WHAT NEEDS TO BE DONE:
Search the records for the word "from" and pick out every line that has it.

STORED DATA:
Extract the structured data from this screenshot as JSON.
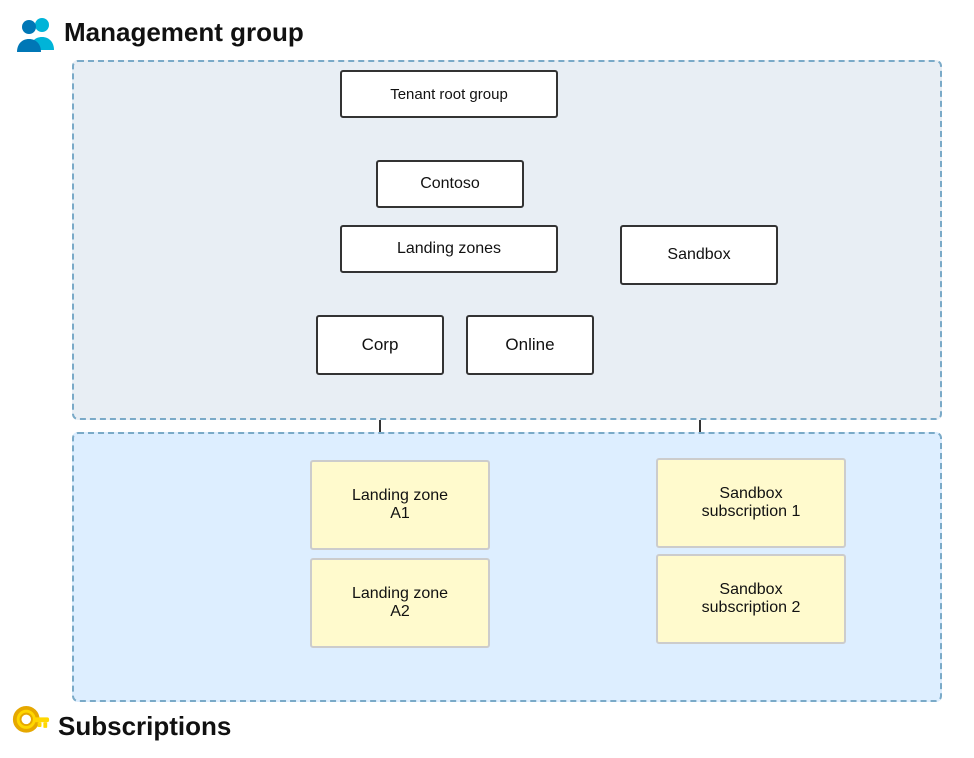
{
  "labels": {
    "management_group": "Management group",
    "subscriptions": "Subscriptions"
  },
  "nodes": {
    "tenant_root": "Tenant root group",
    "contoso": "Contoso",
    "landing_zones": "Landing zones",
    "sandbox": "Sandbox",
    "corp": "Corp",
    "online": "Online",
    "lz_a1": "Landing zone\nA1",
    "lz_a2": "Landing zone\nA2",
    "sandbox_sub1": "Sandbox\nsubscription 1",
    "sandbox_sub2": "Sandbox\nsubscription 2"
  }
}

---

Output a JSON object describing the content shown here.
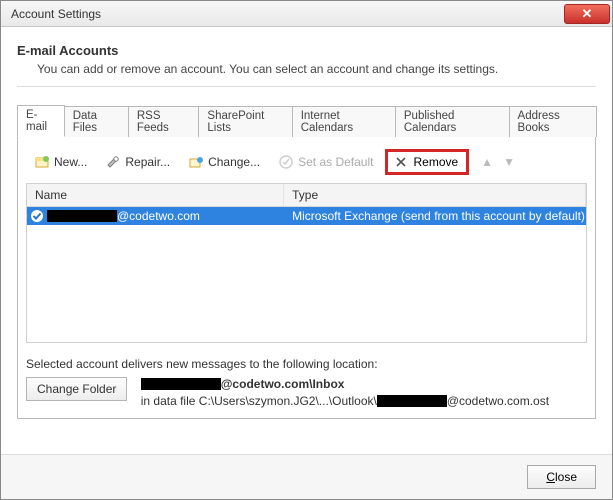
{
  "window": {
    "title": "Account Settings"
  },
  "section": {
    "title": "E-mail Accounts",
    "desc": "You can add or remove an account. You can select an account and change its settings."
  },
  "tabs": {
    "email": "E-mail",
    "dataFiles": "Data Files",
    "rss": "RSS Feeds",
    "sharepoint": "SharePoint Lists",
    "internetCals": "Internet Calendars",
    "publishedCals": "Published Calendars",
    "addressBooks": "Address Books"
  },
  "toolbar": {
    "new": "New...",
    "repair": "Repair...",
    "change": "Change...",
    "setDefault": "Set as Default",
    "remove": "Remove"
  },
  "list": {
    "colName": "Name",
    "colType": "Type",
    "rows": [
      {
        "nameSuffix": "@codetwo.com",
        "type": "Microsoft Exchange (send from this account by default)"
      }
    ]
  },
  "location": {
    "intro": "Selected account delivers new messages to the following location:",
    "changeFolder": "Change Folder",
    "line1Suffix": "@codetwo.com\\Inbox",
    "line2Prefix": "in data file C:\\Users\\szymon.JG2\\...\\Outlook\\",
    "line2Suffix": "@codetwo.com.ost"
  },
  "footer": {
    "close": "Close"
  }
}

* * *

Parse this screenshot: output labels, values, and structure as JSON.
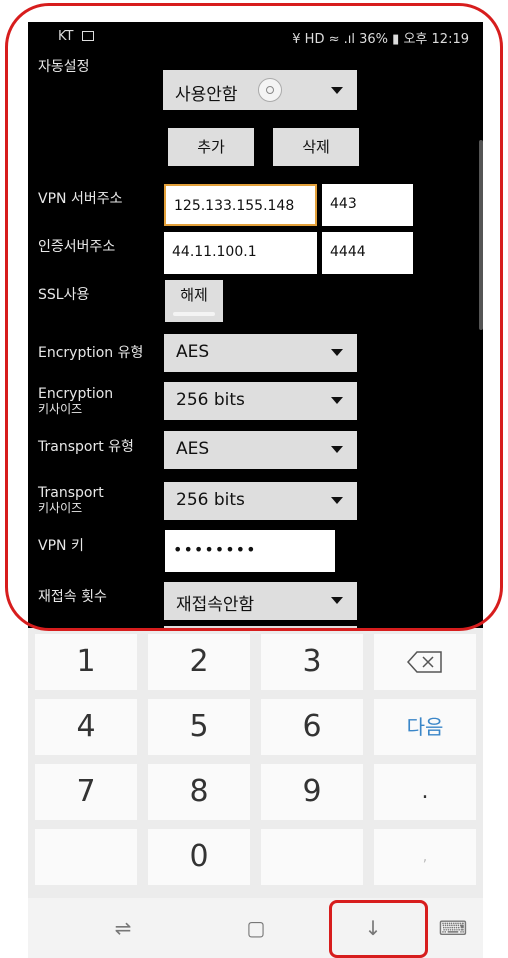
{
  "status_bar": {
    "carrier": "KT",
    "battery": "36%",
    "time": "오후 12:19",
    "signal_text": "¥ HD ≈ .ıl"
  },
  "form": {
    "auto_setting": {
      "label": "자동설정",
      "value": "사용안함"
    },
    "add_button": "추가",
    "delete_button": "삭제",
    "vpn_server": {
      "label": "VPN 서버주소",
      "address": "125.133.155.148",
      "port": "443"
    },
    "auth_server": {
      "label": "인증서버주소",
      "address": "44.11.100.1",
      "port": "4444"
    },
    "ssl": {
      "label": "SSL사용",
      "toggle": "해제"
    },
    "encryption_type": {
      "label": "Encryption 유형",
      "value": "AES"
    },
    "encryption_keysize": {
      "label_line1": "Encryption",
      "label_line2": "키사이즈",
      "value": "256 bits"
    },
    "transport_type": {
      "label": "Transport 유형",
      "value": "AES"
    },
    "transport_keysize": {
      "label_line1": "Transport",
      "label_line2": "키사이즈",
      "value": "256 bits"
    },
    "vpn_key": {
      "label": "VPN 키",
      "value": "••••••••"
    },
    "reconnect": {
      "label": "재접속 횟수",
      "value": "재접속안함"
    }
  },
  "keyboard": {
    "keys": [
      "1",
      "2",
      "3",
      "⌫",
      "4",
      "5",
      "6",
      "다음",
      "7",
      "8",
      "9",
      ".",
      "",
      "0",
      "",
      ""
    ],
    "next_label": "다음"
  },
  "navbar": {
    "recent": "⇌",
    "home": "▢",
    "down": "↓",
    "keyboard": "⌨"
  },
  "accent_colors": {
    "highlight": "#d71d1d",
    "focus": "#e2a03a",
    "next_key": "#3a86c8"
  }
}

COMPLETE ANSWER:
Extract the structured data from this screenshot as JSON.
        "type": "Microsoft Exchange (send from this account by default)"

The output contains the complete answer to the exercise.